▸ Work to do
Gather every line holding the string "film".

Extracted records
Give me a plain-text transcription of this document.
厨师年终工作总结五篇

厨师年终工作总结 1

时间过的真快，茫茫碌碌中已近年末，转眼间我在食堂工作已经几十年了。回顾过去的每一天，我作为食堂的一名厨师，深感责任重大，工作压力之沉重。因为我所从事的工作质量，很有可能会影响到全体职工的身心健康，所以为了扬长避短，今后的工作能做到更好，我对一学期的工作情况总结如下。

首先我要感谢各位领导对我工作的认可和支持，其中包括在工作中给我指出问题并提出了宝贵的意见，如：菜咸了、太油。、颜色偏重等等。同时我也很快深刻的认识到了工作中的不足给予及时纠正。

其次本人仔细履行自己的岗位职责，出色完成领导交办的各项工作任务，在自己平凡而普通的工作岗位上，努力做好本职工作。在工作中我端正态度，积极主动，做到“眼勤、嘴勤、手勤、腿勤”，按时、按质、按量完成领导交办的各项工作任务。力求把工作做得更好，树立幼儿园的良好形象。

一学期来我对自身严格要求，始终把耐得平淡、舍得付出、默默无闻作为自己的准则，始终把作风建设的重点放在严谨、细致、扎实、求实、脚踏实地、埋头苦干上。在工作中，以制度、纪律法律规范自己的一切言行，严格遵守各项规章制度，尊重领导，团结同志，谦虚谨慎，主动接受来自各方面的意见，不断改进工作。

* * *

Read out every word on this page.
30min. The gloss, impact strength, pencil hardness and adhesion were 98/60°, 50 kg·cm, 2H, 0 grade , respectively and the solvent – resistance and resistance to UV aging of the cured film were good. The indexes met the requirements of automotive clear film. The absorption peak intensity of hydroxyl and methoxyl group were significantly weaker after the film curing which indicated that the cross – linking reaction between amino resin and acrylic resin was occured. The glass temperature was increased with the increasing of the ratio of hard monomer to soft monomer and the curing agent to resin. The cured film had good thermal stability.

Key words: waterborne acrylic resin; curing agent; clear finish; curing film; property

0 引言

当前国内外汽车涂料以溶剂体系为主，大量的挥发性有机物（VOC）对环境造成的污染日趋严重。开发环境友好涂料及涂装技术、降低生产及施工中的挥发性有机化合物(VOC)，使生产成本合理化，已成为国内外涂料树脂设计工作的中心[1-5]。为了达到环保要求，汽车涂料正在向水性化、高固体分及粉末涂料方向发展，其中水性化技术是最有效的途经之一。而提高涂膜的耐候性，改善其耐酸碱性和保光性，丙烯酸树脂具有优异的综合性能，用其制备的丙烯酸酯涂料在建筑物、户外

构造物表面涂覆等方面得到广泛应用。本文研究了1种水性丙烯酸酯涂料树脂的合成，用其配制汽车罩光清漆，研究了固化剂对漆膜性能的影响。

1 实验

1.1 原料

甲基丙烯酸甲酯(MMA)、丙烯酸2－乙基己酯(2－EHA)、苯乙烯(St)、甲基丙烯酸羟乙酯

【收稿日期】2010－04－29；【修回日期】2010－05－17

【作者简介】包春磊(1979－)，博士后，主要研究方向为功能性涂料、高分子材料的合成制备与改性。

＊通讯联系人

▸ Result for this task
30min. The gloss, impact strength, pencil hardness and adhesion were 98/60°, 50 kg·cm, 2H, 0 grade , respectively and the solvent – resistance and resistance to UV aging of the cured film were good. The indexes met the requirements of automotive clear film. The absorption peak intensity of hydroxyl and methoxyl group were significantly weaker after the film curing which indicated that the cross – linking reaction between amino resin and acrylic resin was occured. The glass temperature was increased with the increasing of the ratio of hard monomer to soft monomer and the curing agent to resin. The cured film had good thermal stability.
Key words: waterborne acrylic resin; curing agent; clear finish; curing film; property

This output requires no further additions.